▶ [Отрывок для чтения]:
>>>
Различие между публичным и частным субъективным правом Г. Еллинек вскрывает не только в самих конститутивных элементах субъективного права, но и в их функциях или проявлениях. Так, переходя к проявлению частного субъективного права, он говорит: «Волевая мощь, направленная на какой-нибудь интерес, есть всегда прямо или косвенно волевая мощь, направленная на других субъектов. Управомоченный проявляет себя в качестве такового тем, что он может распоряжаться своим интересом при сношениях с другими, то расширяя правовое достояние этих последних, то устанавливая содержание и границы их действий. В требовании и позволении выражается функция субъективного права, направленная на других. Поэтому, поскольку субъективное право заключается в отношениях личности к личности, внутреннее существо волевой мощи, признанной правом, состоит в возможности известного числа требований и позволений, причем число различных видов требований и позволений, по правилу, не может быть определено в своем содержании a priori. Конкретное действенное требование, проистекающее из субъективного права и предъявляемое к определенному лицу, есть притязание».
<<<
▶ [Исходные данные]:
>>>
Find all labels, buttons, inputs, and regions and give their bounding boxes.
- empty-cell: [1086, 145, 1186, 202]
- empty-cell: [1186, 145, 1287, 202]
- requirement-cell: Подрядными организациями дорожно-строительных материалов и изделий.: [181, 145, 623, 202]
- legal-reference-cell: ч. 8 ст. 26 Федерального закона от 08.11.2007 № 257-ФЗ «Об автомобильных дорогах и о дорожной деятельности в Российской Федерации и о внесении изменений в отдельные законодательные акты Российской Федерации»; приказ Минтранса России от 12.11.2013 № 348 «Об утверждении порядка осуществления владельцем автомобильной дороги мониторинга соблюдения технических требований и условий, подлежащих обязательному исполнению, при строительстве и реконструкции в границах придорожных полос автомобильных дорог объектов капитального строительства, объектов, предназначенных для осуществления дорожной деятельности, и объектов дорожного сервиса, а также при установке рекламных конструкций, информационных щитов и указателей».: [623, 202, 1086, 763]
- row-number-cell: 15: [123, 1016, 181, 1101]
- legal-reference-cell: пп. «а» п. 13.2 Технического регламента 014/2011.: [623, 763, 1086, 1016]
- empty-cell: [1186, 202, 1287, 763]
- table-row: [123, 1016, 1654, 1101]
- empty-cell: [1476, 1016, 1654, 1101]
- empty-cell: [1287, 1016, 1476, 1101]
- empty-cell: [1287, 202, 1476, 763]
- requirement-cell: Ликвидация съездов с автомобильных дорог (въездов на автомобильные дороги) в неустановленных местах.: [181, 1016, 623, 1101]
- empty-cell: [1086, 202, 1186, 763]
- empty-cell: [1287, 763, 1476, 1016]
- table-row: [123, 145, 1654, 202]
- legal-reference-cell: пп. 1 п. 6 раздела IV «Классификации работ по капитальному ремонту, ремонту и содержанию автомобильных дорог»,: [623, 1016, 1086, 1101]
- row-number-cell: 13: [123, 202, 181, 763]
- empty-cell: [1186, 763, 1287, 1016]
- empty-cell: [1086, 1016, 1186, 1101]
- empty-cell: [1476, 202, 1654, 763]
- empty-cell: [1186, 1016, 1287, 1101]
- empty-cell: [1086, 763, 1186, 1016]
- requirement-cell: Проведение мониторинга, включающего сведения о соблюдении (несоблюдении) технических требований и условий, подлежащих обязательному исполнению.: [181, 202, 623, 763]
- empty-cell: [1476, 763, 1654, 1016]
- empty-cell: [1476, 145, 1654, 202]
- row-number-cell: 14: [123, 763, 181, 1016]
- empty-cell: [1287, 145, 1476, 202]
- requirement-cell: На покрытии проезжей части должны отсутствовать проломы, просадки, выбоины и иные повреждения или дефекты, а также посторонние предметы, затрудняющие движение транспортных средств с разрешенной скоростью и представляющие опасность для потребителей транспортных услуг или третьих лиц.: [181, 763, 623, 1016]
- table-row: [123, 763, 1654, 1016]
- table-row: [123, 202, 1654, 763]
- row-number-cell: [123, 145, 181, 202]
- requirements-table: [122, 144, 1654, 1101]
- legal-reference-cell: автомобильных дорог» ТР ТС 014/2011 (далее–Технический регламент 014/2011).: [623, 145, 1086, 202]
<<<
>>>
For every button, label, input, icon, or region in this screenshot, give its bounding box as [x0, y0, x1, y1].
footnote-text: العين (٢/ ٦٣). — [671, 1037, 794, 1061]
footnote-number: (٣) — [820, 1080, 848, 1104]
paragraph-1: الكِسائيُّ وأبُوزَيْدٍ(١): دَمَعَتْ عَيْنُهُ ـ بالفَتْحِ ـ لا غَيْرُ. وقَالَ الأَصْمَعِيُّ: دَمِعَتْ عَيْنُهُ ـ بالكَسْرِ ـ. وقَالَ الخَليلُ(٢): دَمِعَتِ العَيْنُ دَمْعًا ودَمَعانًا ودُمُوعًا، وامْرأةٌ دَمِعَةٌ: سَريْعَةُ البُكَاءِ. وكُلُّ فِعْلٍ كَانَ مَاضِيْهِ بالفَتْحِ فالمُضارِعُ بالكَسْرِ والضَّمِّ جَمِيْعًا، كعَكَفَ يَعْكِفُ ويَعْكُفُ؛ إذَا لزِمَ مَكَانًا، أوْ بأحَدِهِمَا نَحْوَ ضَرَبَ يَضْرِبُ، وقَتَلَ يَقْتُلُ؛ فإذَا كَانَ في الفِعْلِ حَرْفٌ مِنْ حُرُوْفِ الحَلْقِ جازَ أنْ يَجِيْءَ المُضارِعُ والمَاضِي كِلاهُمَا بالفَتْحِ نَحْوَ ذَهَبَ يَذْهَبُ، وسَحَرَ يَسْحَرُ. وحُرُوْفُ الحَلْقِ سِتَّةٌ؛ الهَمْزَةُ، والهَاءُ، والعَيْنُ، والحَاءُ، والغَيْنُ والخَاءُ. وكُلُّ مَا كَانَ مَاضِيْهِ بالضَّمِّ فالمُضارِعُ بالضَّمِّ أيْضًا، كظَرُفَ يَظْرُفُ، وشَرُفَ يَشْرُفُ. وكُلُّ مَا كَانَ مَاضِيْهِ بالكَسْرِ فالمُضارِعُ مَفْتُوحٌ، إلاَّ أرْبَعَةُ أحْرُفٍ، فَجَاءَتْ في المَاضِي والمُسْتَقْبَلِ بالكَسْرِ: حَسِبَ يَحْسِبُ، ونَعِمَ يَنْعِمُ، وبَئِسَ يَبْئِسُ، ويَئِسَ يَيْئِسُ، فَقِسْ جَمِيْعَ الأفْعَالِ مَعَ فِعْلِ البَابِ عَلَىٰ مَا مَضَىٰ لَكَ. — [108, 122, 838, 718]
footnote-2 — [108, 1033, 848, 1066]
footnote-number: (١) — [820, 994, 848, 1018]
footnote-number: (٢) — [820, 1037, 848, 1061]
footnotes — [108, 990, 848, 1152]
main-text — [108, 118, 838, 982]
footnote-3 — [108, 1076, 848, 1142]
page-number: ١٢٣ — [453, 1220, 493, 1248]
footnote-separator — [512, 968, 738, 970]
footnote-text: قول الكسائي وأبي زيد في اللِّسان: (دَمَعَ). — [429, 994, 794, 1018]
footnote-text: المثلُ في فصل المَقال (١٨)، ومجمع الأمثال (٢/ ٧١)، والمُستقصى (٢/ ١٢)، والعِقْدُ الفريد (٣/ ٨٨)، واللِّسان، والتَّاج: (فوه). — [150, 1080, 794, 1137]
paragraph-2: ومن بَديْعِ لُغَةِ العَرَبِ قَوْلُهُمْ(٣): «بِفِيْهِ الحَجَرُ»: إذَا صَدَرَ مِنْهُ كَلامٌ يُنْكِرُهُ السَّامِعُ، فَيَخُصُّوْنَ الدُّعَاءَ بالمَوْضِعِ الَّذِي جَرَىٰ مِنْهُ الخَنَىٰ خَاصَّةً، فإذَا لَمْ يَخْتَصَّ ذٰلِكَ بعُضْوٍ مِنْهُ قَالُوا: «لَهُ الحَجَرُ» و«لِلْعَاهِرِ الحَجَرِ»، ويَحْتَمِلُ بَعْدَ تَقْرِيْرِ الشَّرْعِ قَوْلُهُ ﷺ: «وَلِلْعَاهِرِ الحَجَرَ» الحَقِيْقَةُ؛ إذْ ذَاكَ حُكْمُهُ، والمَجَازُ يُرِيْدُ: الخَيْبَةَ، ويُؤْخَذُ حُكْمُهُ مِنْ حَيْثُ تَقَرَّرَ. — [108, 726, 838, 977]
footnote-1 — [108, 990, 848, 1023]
<<<
>>>
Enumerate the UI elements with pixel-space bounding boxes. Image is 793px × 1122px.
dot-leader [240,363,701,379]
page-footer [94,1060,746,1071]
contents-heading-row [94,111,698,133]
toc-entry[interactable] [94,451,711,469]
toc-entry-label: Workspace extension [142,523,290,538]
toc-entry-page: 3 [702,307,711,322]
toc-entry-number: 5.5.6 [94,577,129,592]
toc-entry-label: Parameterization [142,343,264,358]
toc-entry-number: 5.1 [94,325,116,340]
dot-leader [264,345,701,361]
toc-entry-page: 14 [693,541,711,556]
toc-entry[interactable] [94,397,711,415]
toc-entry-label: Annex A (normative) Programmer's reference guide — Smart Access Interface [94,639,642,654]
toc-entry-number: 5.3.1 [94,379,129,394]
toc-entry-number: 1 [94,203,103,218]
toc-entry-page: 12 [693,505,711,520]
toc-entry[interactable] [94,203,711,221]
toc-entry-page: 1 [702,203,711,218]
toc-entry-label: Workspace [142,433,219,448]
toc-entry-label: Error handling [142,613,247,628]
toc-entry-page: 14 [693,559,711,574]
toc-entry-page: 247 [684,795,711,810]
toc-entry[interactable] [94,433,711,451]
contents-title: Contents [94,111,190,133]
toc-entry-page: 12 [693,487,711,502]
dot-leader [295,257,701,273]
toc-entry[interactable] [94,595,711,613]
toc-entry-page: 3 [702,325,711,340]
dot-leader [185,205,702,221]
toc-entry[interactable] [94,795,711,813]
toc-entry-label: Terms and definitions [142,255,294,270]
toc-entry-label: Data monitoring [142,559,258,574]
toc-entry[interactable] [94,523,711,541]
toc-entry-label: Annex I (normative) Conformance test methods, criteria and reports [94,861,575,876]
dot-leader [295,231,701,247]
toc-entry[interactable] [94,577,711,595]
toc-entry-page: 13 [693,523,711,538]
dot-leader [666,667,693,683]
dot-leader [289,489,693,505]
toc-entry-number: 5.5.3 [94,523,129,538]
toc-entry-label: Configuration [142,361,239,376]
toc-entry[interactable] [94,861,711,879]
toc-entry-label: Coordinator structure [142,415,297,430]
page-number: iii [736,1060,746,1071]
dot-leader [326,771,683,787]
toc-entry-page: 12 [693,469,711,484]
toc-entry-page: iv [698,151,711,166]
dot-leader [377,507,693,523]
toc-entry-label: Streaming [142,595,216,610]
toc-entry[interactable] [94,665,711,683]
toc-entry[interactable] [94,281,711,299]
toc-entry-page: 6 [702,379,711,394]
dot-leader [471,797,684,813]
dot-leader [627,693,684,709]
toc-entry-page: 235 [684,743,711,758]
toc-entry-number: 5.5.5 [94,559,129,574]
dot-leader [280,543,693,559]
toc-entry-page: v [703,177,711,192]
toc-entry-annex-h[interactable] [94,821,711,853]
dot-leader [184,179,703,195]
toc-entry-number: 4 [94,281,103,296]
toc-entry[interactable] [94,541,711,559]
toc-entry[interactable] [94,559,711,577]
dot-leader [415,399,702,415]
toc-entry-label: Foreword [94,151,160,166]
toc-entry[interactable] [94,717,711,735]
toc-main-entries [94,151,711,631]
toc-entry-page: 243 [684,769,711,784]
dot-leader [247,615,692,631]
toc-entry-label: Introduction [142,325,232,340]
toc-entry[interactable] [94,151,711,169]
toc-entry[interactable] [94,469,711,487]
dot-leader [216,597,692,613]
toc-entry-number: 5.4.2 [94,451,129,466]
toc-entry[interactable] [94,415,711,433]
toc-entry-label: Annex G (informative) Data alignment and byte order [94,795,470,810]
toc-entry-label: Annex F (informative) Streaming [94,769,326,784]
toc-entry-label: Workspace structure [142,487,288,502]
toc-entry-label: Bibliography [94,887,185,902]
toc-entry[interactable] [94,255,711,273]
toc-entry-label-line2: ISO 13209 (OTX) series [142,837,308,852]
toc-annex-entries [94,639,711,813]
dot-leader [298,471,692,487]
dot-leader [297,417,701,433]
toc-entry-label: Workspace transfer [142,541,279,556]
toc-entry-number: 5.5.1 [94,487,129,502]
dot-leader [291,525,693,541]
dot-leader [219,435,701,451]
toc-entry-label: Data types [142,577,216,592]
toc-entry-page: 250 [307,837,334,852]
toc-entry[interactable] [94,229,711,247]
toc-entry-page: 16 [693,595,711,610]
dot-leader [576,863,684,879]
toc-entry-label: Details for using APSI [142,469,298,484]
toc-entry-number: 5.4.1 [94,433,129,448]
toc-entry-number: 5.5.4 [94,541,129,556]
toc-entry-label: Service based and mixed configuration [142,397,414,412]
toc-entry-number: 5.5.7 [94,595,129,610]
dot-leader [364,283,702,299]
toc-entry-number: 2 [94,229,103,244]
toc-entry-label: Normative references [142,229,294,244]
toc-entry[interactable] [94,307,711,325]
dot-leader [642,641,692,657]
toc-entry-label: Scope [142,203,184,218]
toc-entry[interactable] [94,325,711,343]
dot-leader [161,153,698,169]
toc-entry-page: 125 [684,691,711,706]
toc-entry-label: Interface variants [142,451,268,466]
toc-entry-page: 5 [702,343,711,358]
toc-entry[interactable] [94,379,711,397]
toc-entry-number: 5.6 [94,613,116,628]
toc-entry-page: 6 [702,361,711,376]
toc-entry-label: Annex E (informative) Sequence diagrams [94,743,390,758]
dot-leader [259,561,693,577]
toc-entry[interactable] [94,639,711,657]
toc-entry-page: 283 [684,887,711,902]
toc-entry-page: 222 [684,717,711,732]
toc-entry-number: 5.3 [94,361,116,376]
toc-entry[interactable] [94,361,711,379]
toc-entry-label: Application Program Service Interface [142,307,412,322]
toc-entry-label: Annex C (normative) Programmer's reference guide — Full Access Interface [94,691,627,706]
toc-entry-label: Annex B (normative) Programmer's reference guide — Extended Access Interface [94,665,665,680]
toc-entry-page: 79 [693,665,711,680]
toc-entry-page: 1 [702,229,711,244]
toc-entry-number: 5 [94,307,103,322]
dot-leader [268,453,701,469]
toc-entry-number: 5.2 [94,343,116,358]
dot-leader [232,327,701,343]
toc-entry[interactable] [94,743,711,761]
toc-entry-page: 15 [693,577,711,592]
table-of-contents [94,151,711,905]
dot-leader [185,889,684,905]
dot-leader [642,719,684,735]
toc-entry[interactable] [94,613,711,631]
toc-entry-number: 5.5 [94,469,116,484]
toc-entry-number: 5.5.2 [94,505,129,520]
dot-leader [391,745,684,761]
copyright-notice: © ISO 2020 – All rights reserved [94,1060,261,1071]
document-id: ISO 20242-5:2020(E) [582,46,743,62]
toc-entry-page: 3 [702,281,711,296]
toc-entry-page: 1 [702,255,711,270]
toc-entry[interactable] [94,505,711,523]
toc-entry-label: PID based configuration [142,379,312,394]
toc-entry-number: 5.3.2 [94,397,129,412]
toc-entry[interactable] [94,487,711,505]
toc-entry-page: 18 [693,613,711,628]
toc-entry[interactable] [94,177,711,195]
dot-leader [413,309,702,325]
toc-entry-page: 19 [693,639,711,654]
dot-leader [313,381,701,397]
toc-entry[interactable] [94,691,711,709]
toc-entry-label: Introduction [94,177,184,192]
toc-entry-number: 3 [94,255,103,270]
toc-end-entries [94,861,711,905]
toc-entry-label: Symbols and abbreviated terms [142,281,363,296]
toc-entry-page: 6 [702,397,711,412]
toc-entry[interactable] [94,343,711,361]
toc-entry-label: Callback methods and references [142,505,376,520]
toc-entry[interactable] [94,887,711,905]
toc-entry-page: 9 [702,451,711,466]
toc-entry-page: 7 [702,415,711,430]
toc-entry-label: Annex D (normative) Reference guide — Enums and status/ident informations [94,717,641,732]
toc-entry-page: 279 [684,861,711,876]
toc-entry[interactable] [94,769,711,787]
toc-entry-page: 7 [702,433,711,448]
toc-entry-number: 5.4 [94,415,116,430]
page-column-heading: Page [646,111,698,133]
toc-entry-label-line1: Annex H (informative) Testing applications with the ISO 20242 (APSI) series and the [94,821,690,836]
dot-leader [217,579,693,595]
<<<
▶ [Задания для выполнения]:
(1) Ответьте на вопросы по отрывку о субъективном праве:
(a) В чем, помимо самих конститутивных элементов субъективного права, Еллинек вскрывает различие между публичным и частным субъективным правом?
(b) В чем выражается функция субъективного права, направленная на других?
(c) Как называется конкретное действенное требование, которое проистекает из субъективного права и предъявляется к определенному лицу?
(2) Продолжите отрывок о субъективном праве, начав сразу после его последнего предложения.

▶ [Ответы по заданиям]:
(1)
(a) В их функциях или проявлениях.
(b) В требовании и позволении.
(c) Притязание.

(2)
По учению Г. Еллинека, притязание всегда конкретно-действенно в противоположность абстрактно-потенциальному праву. Действенная роль притязаний, как наиболее существенных выражений частного субъективного права, создает дальнейшие отличительные признаки этого последнего. Г. Еллинек указывает на то, что правомочие частно-правового субъекта и выражается в правовой возможности предъявлять к другим притязания, а также во власти распоряжаться над самим правом и притязанием. Эта власть распоряжения представляет специфическое свойство частного субъективного права. Последнее по принципу отделимо от личности его носителя волею самого носителя. Ограничения власти распоряжения могут устанавливаться принудительным правом и соглашениями, но они никогда не проистекают из существа субъективного частного права. Г. Еллинек считает, что только это правомочие, составляющее ядро частного права, имеет правовое значение. Напротив, использование права, поскольку оно не имеет никакого отношения к другим, является безразличным в правовом отношении действием. Поэтому частное субъективное право всегда направлено на другие рядом стоящие личности. Возникновение и уничтожение новых частных прав не усиливает и не умаляет личности. Последняя не зависит от той массы правомочий, которою она обладает.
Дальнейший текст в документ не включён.